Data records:
○ ○ ○ ○ ○ ○ ○

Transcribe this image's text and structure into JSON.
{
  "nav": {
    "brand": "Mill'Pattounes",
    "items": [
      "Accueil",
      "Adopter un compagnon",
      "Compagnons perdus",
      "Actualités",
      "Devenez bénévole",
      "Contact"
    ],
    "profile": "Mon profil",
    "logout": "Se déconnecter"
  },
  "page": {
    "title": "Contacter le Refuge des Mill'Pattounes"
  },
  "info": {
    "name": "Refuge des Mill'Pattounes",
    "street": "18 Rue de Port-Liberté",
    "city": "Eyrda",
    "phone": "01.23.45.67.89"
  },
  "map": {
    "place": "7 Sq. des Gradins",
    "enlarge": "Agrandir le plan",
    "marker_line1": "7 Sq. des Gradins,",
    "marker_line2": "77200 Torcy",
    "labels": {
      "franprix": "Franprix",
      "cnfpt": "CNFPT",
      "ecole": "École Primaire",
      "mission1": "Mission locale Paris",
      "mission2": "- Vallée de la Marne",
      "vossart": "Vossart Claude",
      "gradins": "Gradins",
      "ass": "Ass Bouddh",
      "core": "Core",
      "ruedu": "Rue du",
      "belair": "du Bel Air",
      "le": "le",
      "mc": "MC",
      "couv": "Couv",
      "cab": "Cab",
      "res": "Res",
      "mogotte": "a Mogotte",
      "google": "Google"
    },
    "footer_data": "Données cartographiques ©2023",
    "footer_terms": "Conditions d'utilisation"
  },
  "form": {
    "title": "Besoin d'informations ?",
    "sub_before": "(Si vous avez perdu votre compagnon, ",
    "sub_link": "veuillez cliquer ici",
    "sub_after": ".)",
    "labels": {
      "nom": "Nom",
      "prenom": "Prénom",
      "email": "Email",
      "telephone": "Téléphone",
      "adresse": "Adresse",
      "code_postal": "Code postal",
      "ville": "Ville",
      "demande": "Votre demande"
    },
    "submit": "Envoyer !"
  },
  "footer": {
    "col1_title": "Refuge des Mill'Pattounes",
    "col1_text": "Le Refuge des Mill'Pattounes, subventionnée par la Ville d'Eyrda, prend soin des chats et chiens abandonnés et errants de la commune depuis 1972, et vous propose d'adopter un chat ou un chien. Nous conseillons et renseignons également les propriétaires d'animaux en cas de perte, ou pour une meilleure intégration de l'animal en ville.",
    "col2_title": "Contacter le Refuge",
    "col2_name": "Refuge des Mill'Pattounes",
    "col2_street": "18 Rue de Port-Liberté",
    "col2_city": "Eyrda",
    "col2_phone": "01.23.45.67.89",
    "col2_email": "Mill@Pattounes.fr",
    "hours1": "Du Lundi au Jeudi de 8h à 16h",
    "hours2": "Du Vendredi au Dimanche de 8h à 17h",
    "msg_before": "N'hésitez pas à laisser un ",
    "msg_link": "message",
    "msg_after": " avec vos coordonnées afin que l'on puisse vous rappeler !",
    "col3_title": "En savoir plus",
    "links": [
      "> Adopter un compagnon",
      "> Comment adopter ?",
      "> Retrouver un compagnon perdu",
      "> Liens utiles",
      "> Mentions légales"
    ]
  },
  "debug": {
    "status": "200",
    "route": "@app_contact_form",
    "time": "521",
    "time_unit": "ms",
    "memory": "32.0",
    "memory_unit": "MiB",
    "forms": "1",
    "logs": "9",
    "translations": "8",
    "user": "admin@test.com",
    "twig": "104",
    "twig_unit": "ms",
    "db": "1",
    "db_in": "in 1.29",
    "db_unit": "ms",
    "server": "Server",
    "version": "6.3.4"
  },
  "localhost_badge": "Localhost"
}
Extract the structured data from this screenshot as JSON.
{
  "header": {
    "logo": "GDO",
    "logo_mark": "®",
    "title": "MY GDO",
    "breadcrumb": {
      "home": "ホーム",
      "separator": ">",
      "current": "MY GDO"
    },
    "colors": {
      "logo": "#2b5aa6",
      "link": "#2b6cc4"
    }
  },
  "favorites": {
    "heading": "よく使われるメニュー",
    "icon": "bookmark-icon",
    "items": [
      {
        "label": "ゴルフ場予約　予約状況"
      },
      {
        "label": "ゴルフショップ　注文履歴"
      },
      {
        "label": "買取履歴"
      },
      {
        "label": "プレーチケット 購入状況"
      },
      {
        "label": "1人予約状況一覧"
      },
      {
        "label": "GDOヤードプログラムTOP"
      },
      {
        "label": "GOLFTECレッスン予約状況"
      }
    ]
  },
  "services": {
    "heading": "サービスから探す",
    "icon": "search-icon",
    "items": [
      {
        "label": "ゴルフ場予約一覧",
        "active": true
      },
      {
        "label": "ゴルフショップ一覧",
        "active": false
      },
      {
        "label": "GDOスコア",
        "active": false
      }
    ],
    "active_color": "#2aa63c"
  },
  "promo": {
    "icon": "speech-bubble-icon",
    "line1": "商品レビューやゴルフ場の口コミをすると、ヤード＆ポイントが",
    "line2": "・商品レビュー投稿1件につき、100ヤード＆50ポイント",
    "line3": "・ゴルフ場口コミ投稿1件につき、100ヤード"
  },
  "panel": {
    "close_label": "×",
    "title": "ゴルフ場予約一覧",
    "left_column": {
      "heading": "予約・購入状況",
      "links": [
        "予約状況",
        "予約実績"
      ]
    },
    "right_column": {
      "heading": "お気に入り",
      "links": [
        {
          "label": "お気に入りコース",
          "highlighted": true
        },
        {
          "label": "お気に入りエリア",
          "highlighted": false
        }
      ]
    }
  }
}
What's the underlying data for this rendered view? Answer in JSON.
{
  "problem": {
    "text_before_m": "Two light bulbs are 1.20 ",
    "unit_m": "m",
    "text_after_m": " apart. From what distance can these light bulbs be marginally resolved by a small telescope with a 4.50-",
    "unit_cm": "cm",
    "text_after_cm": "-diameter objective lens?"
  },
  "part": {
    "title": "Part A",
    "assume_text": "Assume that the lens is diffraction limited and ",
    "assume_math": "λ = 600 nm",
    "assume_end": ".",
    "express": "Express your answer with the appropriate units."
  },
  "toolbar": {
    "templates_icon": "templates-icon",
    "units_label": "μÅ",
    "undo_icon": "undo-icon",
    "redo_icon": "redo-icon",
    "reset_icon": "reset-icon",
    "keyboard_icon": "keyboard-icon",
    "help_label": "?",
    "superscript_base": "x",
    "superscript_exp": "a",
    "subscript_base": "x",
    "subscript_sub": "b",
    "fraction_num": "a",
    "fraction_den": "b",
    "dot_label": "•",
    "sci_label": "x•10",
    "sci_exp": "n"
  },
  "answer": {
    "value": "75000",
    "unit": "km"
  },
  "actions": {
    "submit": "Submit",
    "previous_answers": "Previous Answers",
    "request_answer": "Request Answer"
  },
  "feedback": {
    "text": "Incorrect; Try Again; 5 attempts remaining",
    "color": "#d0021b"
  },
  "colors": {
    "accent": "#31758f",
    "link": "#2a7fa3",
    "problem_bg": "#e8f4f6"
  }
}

○ ○ ○ ○ ○ ○ ○

◆ **What is needed**: Pick out the lines containing the string "Pattounes" and show them.

◆ **Task solution**:
    "brand": "Mill'Pattounes",
    "title": "Contacter le Refuge des Mill'Pattounes"
    "name": "Refuge des Mill'Pattounes",
    "col1_title": "Refuge des Mill'Pattounes",
    "col1_text": "Le Refuge des Mill'Pattounes, subventionnée par la Ville d'Eyrda, prend soin des chats et chiens abandonnés et errants de la commune depuis 1972, et vous propose d'adopter un chat ou un chien. Nous conseillons et renseignons également les propriétaires d'animaux en cas de perte, ou pour une meilleure intégration de l'animal en ville.",
    "col2_name": "Refuge des Mill'Pattounes",
    "col2_email": "Mill@Pattounes.fr",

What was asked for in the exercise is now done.